The taxpayer-backed Export-Import Bank (Ex-Im) is facing intense scrutiny on Capitol Hill in the lead up to its scheduled expiration in September. While the bank has been called “little more than a fund for corporate welfare” by a certain U.S. Senator just a few years ago, the bank’s minions have been attempting something of an extreme makeover in recent months, seeking to extend the antiquated bank’s lease on life.
Part of that makeover has been an effort to paint the bank as a friend to Main Street small businesses, and gloss over its well-deserved reputation as a financier of big business and giant foreign corporations. The bank’s 2013 annual report claimed that “nearly 90 percent of Ex-Im’s transitions directly benefited small businesses” while less than 20 percent of actual funding did. Patrons of the bank also point to the results of Ex-Im’s “small business survey,” touting the benefits of the big business bank to mom-and-pop shops.

DATA:
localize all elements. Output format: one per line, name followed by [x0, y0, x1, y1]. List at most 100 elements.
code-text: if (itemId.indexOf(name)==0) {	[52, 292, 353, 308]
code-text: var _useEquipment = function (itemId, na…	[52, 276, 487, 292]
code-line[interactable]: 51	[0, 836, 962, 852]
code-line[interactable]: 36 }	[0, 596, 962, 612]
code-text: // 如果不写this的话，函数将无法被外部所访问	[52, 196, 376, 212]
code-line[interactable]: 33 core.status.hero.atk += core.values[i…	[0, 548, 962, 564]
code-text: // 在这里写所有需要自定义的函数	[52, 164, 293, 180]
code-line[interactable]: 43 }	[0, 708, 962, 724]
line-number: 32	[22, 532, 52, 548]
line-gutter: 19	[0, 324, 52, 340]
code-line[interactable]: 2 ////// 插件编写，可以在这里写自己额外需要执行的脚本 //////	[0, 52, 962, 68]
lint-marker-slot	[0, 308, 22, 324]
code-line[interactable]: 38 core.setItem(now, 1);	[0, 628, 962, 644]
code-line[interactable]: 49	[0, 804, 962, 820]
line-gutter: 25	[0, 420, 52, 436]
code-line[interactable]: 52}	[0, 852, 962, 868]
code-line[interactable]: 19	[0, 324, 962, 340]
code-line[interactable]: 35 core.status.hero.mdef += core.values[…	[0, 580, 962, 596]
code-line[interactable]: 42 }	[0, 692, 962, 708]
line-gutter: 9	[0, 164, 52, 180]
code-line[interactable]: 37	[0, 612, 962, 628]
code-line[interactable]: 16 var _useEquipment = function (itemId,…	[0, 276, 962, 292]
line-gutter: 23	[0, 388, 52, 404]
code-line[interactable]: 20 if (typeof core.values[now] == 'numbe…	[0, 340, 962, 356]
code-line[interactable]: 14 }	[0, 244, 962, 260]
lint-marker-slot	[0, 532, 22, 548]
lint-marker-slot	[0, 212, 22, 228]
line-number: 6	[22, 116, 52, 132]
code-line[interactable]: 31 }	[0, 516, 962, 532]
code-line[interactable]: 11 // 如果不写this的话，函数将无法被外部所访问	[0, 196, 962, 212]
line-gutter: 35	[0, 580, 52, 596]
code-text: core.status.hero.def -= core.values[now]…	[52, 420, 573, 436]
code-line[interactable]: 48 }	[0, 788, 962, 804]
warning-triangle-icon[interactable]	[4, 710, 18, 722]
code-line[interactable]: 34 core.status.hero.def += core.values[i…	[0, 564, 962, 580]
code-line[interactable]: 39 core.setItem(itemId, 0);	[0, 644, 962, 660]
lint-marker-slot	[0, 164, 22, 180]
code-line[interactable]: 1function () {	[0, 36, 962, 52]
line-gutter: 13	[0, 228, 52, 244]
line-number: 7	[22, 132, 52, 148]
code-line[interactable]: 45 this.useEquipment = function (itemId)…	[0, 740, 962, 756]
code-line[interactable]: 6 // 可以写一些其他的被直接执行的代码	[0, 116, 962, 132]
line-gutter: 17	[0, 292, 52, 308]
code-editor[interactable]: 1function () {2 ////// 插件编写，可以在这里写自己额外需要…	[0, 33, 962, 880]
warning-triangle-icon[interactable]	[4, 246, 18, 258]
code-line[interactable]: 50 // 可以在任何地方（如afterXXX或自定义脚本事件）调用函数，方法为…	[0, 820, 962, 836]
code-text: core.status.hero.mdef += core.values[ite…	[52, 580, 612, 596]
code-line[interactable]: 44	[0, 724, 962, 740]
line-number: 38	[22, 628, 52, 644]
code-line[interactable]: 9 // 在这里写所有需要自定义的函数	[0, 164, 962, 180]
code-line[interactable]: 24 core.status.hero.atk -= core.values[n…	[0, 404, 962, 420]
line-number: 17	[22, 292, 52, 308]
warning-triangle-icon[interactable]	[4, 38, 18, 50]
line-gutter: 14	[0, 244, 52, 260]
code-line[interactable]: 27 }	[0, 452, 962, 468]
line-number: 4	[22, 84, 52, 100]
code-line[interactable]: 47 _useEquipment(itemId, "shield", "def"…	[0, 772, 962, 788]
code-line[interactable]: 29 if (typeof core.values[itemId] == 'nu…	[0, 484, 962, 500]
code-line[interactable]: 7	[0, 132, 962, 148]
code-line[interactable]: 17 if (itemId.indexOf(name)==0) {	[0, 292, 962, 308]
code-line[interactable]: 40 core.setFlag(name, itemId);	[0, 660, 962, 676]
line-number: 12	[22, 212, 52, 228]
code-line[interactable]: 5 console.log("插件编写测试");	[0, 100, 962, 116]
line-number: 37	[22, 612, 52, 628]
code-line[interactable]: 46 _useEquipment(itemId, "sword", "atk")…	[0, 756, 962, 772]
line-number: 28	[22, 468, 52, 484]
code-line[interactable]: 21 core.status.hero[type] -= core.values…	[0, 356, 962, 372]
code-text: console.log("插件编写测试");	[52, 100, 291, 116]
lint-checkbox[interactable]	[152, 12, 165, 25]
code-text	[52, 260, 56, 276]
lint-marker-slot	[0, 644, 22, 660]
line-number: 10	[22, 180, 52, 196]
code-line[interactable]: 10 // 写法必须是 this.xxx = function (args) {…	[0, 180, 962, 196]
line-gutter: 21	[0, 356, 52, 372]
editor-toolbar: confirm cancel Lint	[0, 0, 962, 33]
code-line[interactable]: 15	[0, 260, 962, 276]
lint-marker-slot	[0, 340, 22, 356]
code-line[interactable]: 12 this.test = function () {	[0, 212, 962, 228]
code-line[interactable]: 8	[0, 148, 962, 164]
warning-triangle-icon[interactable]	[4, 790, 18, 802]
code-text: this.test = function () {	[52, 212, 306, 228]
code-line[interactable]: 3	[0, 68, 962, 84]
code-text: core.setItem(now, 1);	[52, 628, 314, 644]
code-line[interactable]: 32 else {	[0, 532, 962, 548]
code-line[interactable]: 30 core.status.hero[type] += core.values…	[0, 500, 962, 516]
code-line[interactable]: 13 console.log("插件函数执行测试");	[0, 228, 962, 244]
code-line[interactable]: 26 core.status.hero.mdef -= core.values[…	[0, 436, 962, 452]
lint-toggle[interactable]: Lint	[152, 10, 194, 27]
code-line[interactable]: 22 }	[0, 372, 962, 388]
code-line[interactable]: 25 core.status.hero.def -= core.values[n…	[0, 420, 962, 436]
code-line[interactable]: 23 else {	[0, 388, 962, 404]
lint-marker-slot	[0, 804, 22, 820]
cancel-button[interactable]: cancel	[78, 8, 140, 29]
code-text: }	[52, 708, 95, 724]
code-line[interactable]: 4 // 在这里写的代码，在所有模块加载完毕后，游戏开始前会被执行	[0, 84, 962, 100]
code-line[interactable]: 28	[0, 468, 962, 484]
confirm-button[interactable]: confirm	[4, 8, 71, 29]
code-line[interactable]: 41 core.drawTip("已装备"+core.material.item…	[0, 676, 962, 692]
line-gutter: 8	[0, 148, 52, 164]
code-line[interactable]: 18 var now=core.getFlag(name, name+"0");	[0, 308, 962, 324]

TASK GOAL: Pull from the text on the Export-Import Bank the passage from "The taxpayer-backed Export-Import" up to and including "lease on life.". The material can be ignored here.

RESULT OF THIS TASK:
The taxpayer-backed Export-Import Bank (Ex-Im) is facing intense scrutiny on Capitol Hill in the lead up to its scheduled expiration in September. While the bank has been called “little more than a fund for corporate welfare” by a certain U.S. Senator just a few years ago, the bank’s minions have been attempting something of an extreme makeover in recent months, seeking to extend the antiquated bank’s lease on life.